Give back the full listing verbatim, apart from its images.

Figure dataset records

┌────────

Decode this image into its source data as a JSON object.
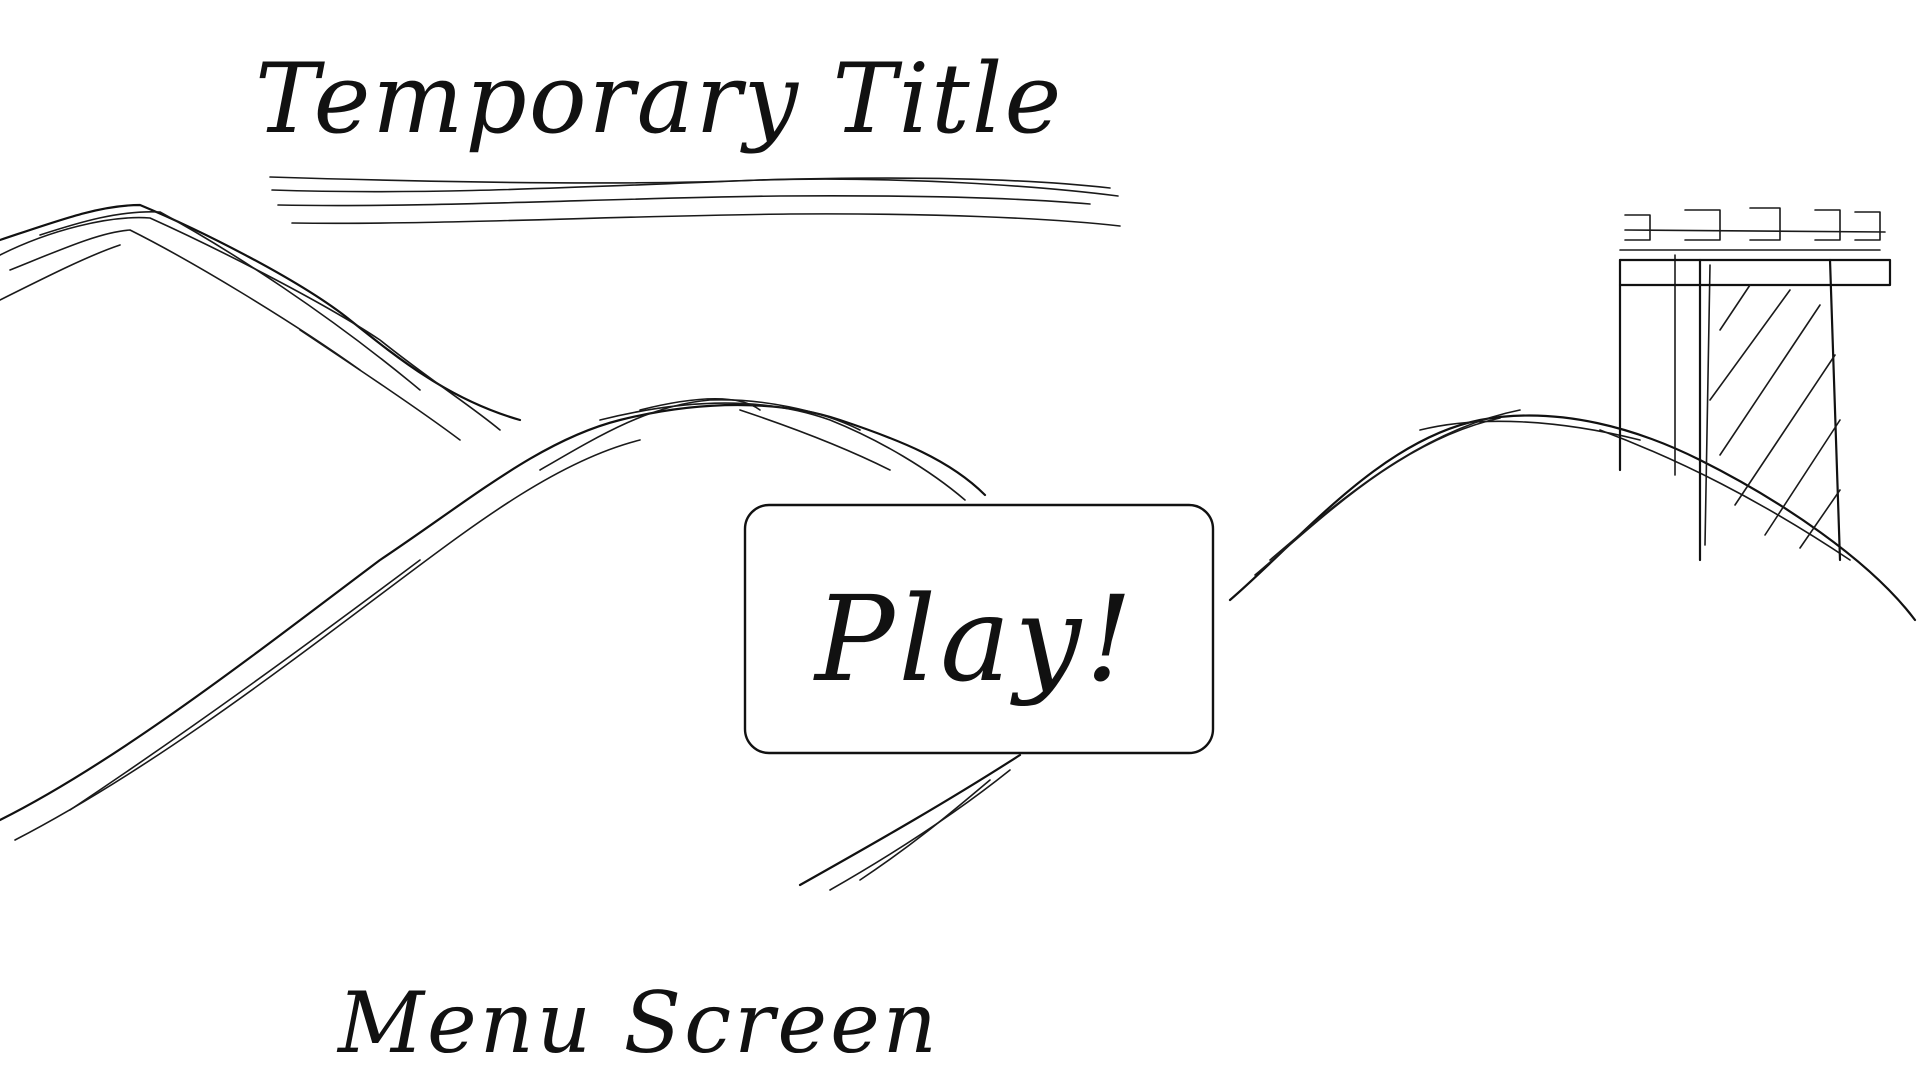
{
  "title": {
    "text": "Temporary Title"
  },
  "play_button": {
    "label": "Play!"
  },
  "caption": {
    "text": "Menu Screen"
  },
  "colors": {
    "ink": "#111111",
    "background": "#ffffff"
  },
  "scenery": {
    "hills": [
      "left-hill",
      "center-hill",
      "right-hill"
    ],
    "tower": "striped-tower"
  }
}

└────────

Worked solution:
Decode this image into its source data as a JSON object.
{
  "title": {
    "text": "Temporary Title"
  },
  "play_button": {
    "label": "Play!"
  },
  "caption": {
    "text": "Menu Screen"
  },
  "colors": {
    "ink": "#111111",
    "background": "#ffffff"
  },
  "scenery": {
    "hills": [
      "left-hill",
      "center-hill",
      "right-hill"
    ],
    "tower": "striped-tower"
  }
}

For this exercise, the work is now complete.